■ **Work to do**
Extract every line that contains the word "text".

■ **Source records**
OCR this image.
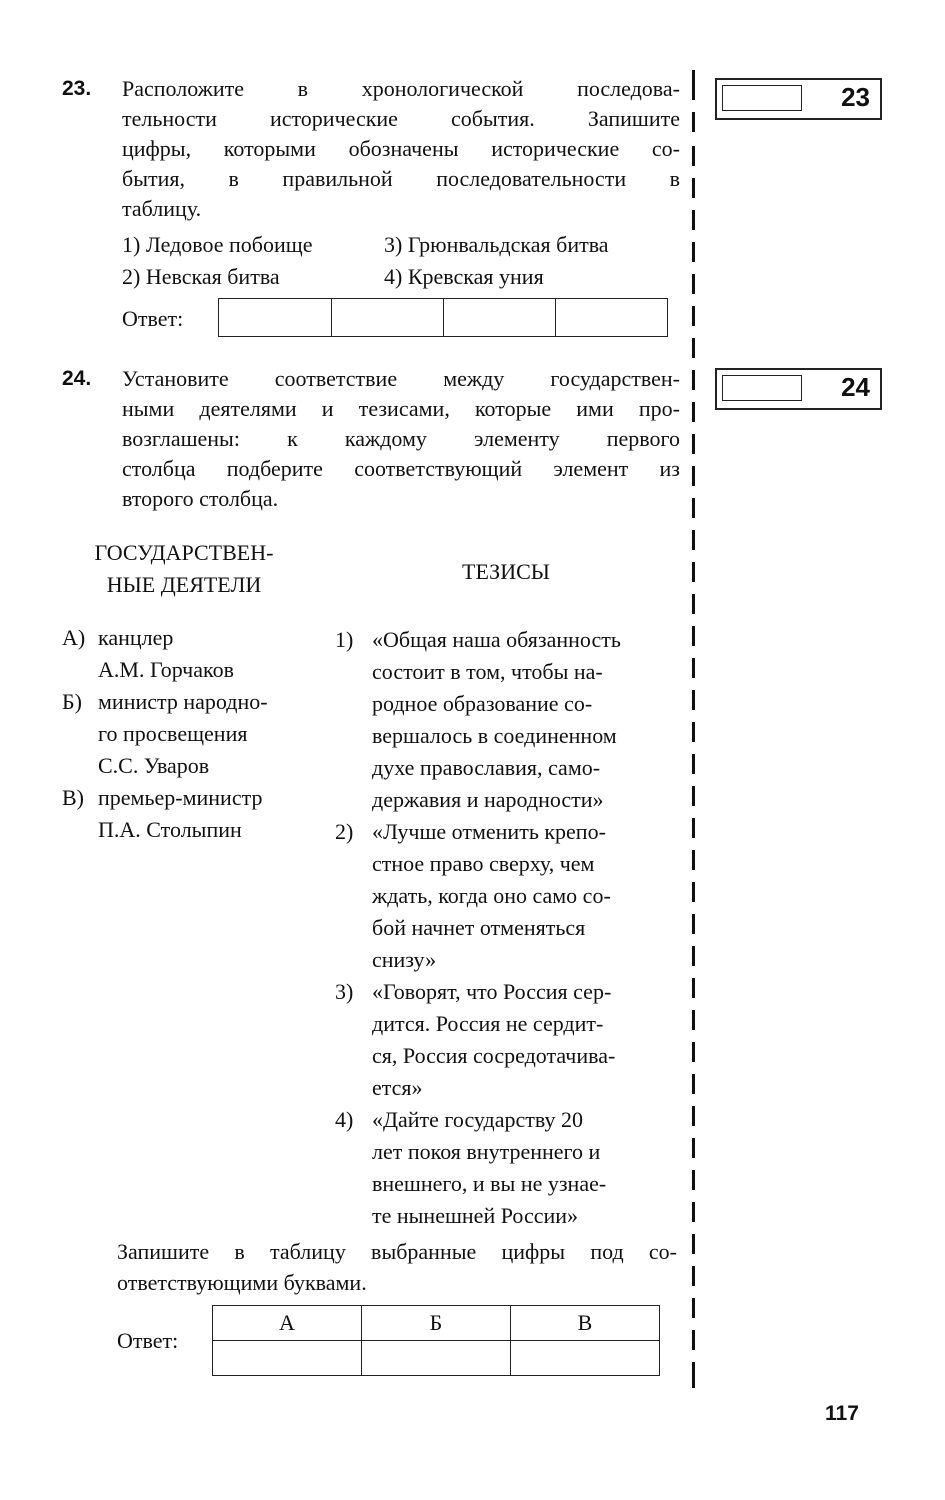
23. Расположите в хронологической последова-
тельности исторические события. Запишите
цифры, которыми обозначены исторические со-
бытия, в правильной последовательности в
таблицу.
1) Ледовое побоище	3) Грюнвальдская битва
2) Невская битва	4) Кревская уния
Ответ:
23
24. Установите соответствие между государствен-
ными деятелями и тезисами, которые ими про-
возглашены: к каждому элементу первого
столбца подберите соответствующий элемент из
второго столбца.
24
ГОСУДАРСТВЕН-
НЫЕ ДЕЯТЕЛИ
ТЕЗИСЫ
А) канцлер
А.М. Горчаков
Б) министр народно-
го просвещения
С.С. Уваров
В) премьер-министр
П.А. Столыпин
1) «Общая наша обязанность
состоит в том, чтобы на-
родное образование со-
вершалось в соединенном
духе православия, само-
державия и народности»
2) «Лучше отменить крепо-
стное право сверху, чем
ждать, когда оно само со-
бой начнет отменяться
снизу»
3) «Говорят, что Россия сер-
дится. Россия не сердит-
ся, Россия сосредотачива-
ется»
4) «Дайте государству 20
лет покоя внутреннего и
внешнего, и вы не узнае-
те нынешней России»
Запишите в таблицу выбранные цифры под со-
ответствующими буквами.
Ответ:
А	Б	В

117
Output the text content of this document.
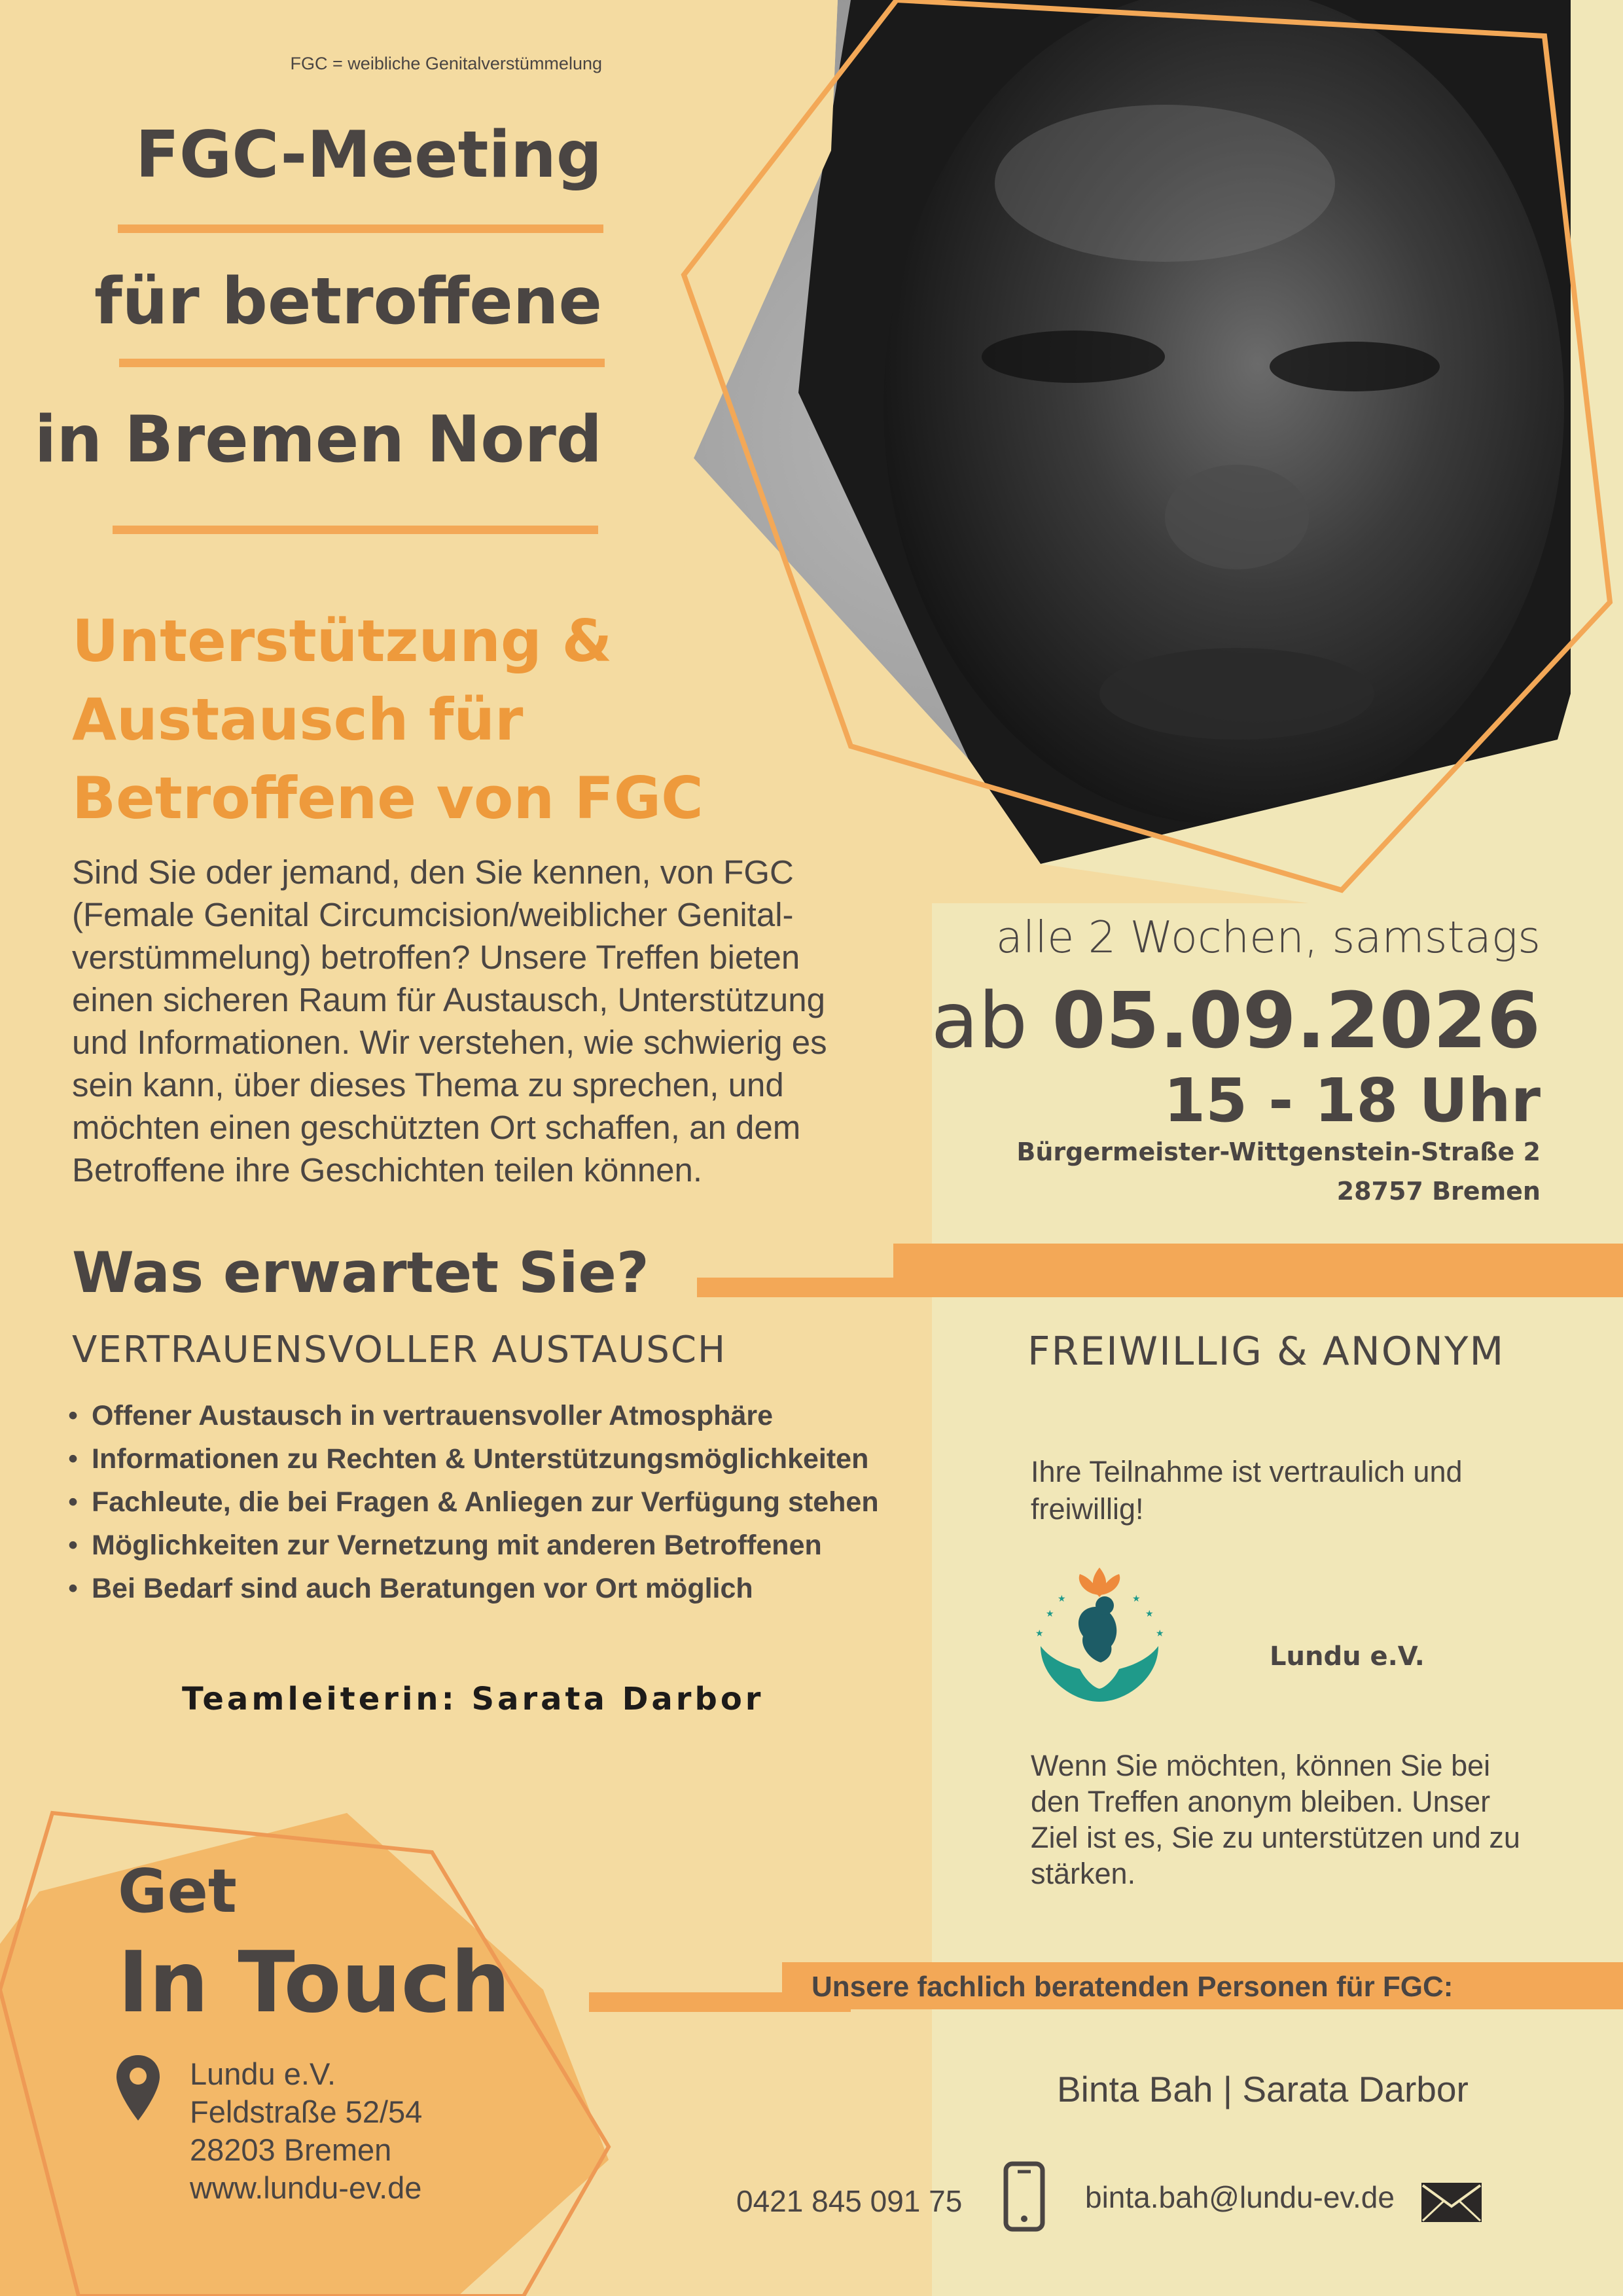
FGC = weibliche Genitalverstümmelung
FGC-Meeting
für betroffene
in Bremen Nord
Unterstützung &
Austausch für
Betroffene von FGC
Sind Sie oder jemand, den Sie kennen, von FGC
(Female Genital Circumcision/weiblicher Genital-
verstümmelung) betroffen? Unsere Treffen bieten
einen sicheren Raum für Austausch, Unterstützung
und Informationen. Wir verstehen, wie schwierig es
sein kann, über dieses Thema zu sprechen, und
möchten einen geschützten Ort schaffen, an dem
Betroffene ihre Geschichten teilen können.
alle 2 Wochen, samstags
ab 05.09.2026
15 - 18 Uhr
Bürgermeister-Wittgenstein-Straße 2
28757 Bremen
Was erwartet Sie?
VERTRAUENSVOLLER AUSTAUSCH	FREIWILLIG & ANONYM
• Offener Austausch in vertrauensvoller Atmosphäre
• Informationen zu Rechten & Unterstützungsmöglichkeiten
• Fachleute, die bei Fragen & Anliegen zur Verfügung stehen
• Möglichkeiten zur Vernetzung mit anderen Betroffenen
• Bei Bedarf sind auch Beratungen vor Ort möglich
Teamleiterin: Sarata Darbor
Ihre Teilnahme ist vertraulich und
freiwillig!
★
★
★
★
★	★
Lundu e.V.
Wenn Sie möchten, können Sie bei
den Treffen anonym bleiben. Unser
Ziel ist es, Sie zu unterstützen und zu
stärken.
Get
In Touch
Lundu e.V.
Feldstraße 52/54
28203 Bremen
www.lundu-ev.de
Unsere fachlich beratenden Personen für FGC:
Binta Bah | Sarata Darbor
0421 845 091 75	binta.bah@lundu-ev.de
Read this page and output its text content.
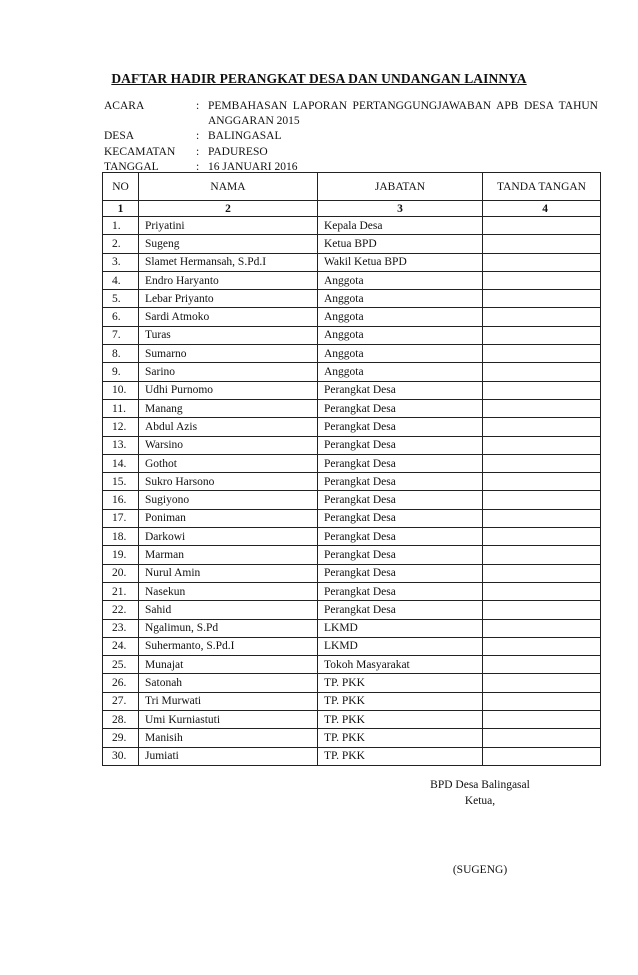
DAFTAR HADIR PERANGKAT DESA DAN UNDANGAN LAINNYA
ACARA	: PEMBAHASAN LAPORAN PERTANGGUNGJAWABAN APB DESA TAHUN
ANGGARAN 2015
DESA	: BALINGASAL
KECAMATAN	: PADURESO
TANGGAL	: 16 JANUARI 2016
NO	NAMA	JABATAN	TANDA TANGAN
1	2	3	4
1.	Priyatini	Kepala Desa	
2.	Sugeng	Ketua BPD	
3.	Slamet Hermansah, S.Pd.I	Wakil Ketua BPD	
4.	Endro Haryanto	Anggota	
5.	Lebar Priyanto	Anggota	
6.	Sardi Atmoko	Anggota	
7.	Turas	Anggota	
8.	Sumarno	Anggota	
9.	Sarino	Anggota	
10.	Udhi Purnomo	Perangkat Desa	
11.	Manang	Perangkat Desa	
12.	Abdul Azis	Perangkat Desa	
13.	Warsino	Perangkat Desa	
14.	Gothot	Perangkat Desa	
15.	Sukro Harsono	Perangkat Desa	
16.	Sugiyono	Perangkat Desa	
17.	Poniman	Perangkat Desa	
18.	Darkowi	Perangkat Desa	
19.	Marman	Perangkat Desa	
20.	Nurul Amin	Perangkat Desa	
21.	Nasekun	Perangkat Desa	
22.	Sahid	Perangkat Desa	
23.	Ngalimun, S.Pd	LKMD	
24.	Suhermanto, S.Pd.I	LKMD	
25.	Munajat	Tokoh Masyarakat	
26.	Satonah	TP. PKK	
27.	Tri Murwati	TP. PKK	
28.	Umi Kurniastuti	TP. PKK	
29.	Manisih	TP. PKK	
30.	Jumiati	TP. PKK	
BPD Desa Balingasal
Ketua,
(SUGENG)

■ **Response**
Output the text content of this document.
Read this page and output its text content.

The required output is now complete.